> [SUPPLIED MATERIAL]:
# # # #

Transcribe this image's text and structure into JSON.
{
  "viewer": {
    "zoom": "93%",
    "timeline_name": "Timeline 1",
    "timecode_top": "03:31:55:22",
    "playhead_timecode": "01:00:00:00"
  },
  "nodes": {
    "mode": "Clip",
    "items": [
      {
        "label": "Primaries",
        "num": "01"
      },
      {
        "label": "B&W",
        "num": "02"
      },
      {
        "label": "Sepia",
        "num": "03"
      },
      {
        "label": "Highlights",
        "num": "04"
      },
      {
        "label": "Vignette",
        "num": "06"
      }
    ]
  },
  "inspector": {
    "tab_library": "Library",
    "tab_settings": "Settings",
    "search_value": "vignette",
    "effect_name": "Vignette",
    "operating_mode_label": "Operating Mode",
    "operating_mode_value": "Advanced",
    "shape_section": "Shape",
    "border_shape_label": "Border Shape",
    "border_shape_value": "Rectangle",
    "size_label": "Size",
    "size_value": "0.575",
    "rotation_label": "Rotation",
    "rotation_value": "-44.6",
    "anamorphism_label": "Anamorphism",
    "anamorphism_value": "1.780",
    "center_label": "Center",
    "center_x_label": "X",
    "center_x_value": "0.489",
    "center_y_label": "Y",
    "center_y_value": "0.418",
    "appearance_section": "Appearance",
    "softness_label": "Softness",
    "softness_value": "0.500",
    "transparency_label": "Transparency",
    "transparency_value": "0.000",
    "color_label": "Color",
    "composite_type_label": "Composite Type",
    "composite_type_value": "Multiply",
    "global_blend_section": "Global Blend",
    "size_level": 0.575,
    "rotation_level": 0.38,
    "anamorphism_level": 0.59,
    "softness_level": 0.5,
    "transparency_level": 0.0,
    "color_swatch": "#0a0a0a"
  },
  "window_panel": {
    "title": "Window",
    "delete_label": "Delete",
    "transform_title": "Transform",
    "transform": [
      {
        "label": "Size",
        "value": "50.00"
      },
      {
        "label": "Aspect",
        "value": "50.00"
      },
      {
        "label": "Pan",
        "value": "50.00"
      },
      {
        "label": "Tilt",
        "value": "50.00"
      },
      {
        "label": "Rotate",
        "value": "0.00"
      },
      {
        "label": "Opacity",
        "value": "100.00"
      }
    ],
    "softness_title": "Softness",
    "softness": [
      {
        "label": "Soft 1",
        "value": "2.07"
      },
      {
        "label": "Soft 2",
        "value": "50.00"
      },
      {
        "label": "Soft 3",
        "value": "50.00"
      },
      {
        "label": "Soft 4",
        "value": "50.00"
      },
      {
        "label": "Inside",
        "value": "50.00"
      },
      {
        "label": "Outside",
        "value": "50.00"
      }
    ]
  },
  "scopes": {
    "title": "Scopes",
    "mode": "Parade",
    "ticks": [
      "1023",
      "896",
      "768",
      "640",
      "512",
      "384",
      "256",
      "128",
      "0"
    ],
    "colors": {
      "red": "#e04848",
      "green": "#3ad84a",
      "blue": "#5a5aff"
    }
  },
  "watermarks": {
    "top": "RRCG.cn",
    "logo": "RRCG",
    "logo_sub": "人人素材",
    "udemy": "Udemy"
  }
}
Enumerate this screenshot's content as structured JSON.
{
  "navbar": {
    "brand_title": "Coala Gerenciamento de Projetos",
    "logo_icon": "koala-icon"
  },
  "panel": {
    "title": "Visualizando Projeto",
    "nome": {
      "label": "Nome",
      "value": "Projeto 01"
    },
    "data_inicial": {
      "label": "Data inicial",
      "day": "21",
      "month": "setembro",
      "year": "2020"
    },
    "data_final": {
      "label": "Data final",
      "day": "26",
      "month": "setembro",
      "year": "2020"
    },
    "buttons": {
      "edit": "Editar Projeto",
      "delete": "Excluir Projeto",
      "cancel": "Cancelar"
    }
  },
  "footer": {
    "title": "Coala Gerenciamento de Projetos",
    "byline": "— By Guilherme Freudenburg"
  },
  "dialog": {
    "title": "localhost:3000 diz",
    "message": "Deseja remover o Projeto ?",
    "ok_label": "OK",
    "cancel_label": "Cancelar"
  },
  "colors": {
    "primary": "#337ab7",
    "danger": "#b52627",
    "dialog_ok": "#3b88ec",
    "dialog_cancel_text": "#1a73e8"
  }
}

# # # #

> [GOAL OF THE EXERCISE]: Extract the closing run of lines, starting with the one containing "Enumerate this screenshot's" and ending at the last, exactly as written.

> [RIGHT ANSWER]:
Enumerate this screenshot's content as structured JSON.
{
  "navbar": {
    "brand_title": "Coala Gerenciamento de Projetos",
    "logo_icon": "koala-icon"
  },
  "panel": {
    "title": "Visualizando Projeto",
    "nome": {
      "label": "Nome",
      "value": "Projeto 01"
    },
    "data_inicial": {
      "label": "Data inicial",
      "day": "21",
      "month": "setembro",
      "year": "2020"
    },
    "data_final": {
      "label": "Data final",
      "day": "26",
      "month": "setembro",
      "year": "2020"
    },
    "buttons": {
      "edit": "Editar Projeto",
      "delete": "Excluir Projeto",
      "cancel": "Cancelar"
    }
  },
  "footer": {
    "title": "Coala Gerenciamento de Projetos",
    "byline": "— By Guilherme Freudenburg"
  },
  "dialog": {
    "title": "localhost:3000 diz",
    "message": "Deseja remover o Projeto ?",
    "ok_label": "OK",
    "cancel_label": "Cancelar"
  },
  "colors": {
    "primary": "#337ab7",
    "danger": "#b52627",
    "dialog_ok": "#3b88ec",
    "dialog_cancel_text": "#1a73e8"
  }
}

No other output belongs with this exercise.